— start ENTRIES PROVIDED —

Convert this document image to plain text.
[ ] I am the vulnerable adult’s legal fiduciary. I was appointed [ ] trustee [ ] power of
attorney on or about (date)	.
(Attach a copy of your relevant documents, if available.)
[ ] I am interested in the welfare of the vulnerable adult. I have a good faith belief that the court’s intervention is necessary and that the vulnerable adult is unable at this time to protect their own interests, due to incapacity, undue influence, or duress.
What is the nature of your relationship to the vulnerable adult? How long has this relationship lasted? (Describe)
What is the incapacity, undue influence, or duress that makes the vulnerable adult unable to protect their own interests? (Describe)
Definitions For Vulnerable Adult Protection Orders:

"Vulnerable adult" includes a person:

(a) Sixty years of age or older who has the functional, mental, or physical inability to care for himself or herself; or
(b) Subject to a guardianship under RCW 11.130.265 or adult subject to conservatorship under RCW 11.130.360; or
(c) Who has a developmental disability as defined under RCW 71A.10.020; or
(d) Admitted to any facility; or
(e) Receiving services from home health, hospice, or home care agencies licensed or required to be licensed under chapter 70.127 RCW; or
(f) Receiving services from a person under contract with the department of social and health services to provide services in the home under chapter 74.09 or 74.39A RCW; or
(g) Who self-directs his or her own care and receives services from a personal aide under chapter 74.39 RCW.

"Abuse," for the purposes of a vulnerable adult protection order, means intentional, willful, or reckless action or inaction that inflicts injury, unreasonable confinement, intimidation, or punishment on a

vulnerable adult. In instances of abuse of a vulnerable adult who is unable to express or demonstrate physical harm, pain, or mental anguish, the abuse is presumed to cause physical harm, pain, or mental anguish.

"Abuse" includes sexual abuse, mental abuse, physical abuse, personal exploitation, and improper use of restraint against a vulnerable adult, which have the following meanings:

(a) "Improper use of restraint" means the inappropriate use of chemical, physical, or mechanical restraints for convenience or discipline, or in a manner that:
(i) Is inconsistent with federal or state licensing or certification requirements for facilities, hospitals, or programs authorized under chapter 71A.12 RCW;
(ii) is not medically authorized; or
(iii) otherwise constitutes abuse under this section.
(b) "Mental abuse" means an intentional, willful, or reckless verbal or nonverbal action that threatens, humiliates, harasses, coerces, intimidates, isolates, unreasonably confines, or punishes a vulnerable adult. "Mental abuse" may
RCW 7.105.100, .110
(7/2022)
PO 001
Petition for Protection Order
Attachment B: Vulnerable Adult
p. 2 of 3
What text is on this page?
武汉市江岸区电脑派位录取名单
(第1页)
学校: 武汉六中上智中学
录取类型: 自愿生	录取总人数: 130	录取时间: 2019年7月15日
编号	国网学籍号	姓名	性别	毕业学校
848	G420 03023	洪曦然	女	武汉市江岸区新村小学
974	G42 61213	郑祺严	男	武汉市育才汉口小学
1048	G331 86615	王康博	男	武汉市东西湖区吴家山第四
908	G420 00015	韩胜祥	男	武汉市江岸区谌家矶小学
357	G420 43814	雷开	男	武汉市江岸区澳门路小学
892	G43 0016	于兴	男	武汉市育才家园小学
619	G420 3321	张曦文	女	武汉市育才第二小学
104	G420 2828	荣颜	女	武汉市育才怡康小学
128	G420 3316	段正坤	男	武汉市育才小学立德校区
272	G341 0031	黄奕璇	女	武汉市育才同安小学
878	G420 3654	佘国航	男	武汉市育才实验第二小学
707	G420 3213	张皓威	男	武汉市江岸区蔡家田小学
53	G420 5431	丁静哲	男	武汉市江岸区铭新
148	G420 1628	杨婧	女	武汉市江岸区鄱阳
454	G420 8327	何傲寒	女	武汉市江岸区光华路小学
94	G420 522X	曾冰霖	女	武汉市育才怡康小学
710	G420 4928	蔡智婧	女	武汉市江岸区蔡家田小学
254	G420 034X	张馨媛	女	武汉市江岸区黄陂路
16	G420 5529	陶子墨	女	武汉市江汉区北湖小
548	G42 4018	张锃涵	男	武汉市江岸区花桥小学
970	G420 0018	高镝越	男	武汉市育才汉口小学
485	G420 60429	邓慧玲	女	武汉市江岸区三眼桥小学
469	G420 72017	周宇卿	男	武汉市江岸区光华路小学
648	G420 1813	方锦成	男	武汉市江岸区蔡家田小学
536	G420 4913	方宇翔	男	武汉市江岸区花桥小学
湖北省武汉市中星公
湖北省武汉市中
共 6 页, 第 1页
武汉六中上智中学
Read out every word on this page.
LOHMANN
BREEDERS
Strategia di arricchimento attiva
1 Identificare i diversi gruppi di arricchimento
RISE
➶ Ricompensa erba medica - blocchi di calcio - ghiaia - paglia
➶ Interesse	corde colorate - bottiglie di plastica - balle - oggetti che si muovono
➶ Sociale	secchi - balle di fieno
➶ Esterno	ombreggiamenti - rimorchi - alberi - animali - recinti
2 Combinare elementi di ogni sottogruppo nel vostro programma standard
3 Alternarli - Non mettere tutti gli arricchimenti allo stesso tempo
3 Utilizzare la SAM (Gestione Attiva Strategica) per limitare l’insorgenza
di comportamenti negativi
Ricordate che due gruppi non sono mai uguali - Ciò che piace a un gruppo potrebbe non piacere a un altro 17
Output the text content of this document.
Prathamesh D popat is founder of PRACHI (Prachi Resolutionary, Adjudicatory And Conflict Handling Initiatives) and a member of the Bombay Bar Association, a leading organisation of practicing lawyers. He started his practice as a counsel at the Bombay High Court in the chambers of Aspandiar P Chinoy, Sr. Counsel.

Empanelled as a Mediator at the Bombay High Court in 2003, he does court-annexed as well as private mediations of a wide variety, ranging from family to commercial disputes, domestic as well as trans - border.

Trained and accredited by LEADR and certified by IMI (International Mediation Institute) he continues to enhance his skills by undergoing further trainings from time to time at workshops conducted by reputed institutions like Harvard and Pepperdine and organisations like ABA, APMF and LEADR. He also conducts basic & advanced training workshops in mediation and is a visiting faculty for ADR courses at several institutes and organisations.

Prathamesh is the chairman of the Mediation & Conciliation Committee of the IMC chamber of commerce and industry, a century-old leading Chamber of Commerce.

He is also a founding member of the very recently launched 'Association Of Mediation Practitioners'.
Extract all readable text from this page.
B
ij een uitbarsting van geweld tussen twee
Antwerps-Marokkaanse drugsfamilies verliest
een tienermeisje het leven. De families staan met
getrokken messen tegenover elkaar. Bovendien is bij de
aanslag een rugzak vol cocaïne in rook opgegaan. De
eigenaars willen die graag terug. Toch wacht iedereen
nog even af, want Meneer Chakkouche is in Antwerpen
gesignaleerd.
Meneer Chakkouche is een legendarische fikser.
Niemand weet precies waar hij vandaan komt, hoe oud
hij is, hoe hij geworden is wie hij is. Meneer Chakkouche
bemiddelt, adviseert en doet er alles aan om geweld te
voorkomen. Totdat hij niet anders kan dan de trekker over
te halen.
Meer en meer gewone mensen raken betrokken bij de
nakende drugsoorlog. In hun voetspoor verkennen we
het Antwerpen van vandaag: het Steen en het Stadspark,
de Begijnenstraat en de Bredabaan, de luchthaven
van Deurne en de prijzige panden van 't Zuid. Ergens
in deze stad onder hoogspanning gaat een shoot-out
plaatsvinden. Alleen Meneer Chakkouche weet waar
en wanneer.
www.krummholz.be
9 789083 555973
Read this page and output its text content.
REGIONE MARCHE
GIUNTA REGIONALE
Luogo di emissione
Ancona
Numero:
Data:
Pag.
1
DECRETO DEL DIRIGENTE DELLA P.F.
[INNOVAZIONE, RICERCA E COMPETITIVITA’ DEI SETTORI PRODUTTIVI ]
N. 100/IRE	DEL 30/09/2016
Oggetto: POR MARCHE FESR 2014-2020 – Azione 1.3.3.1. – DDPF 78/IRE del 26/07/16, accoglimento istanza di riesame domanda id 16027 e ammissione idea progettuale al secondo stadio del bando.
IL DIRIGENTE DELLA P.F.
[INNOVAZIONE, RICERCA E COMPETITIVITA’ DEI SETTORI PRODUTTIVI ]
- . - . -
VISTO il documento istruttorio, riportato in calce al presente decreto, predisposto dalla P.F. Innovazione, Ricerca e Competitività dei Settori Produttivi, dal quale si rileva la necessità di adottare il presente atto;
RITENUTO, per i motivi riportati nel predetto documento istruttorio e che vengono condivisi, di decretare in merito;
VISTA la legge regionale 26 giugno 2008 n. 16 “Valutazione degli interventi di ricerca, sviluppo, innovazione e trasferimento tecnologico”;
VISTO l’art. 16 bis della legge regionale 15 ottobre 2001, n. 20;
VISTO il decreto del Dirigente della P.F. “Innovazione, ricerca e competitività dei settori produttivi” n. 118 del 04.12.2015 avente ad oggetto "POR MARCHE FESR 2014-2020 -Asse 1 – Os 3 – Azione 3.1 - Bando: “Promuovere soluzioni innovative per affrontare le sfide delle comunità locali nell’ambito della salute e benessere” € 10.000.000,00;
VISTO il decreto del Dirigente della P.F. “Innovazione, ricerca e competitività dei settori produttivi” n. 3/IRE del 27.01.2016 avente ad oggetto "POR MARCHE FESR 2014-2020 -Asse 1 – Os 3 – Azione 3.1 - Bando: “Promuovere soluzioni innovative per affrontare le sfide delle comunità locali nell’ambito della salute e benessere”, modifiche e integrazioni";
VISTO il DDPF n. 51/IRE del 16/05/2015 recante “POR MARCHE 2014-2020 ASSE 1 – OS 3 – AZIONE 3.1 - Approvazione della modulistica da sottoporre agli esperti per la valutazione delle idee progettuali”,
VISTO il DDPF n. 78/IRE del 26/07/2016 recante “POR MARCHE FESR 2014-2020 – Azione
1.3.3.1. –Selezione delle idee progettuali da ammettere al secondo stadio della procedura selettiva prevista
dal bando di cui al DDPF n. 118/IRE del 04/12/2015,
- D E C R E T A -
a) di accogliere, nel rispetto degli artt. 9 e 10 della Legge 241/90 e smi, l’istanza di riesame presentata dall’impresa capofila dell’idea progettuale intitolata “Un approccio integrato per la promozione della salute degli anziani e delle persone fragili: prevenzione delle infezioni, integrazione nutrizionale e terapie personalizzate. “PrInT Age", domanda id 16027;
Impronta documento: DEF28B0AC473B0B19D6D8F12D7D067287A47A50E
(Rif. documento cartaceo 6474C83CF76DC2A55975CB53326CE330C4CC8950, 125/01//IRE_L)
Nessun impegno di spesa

— end ENTRIES PROVIDED —

TASK TO COMPLETE
Wherever the string "documento" appears in the entries above, list that line.

SOLUTION BELOW
VISTO il documento istruttorio, riportato in calce al presente decreto, predisposto dalla P.F. Innovazione, Ricerca e Competitività dei Settori Produttivi, dal quale si rileva la necessità di adottare il presente atto;
RITENUTO, per i motivi riportati nel predetto documento istruttorio e che vengono condivisi, di decretare in merito;
Impronta documento: DEF28B0AC473B0B19D6D8F12D7D067287A47A50E
(Rif. documento cartaceo 6474C83CF76DC2A55975CB53326CE330C4CC8950, 125/01//IRE_L)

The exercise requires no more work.